**Set task**. From the entries below, copy out every line with "Urubamba" in it.

**Data supplied**.

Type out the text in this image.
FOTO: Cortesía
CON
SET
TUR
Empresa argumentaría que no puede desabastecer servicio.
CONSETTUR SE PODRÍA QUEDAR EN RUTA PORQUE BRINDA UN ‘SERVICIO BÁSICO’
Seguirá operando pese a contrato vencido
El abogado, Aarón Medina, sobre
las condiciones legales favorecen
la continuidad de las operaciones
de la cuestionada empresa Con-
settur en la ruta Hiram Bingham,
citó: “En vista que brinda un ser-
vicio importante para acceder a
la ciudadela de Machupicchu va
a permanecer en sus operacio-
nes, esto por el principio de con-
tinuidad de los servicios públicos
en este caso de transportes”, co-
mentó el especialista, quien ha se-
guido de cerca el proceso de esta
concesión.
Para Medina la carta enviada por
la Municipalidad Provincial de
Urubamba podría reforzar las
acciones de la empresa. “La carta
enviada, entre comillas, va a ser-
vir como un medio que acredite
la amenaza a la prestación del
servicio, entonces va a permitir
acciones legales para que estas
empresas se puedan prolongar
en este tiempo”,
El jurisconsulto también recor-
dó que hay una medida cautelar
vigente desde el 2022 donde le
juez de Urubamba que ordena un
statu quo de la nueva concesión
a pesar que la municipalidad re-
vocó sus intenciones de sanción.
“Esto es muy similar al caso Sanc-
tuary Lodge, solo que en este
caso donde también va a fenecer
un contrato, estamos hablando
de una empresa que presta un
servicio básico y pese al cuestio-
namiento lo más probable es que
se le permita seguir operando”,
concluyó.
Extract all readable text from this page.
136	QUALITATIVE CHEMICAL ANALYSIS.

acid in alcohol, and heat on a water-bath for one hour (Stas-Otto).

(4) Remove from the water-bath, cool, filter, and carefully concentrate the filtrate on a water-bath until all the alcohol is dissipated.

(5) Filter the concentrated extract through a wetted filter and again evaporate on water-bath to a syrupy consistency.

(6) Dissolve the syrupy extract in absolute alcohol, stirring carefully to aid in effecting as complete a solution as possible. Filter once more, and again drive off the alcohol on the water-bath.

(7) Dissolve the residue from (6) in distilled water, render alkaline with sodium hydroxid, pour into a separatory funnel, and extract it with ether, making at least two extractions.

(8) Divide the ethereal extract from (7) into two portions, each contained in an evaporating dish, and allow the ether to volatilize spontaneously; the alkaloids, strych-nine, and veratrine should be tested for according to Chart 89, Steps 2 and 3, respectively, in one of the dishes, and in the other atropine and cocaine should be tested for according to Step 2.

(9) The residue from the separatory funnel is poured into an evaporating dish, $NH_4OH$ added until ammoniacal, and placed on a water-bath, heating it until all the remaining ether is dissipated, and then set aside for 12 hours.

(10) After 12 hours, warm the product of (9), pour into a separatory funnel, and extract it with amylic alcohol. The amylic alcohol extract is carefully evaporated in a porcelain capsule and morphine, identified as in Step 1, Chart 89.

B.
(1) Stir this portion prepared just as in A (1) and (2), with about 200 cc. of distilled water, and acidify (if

**Result of this exercise**.
Urubamba podría reforzar las
juez de Urubamba que ordena un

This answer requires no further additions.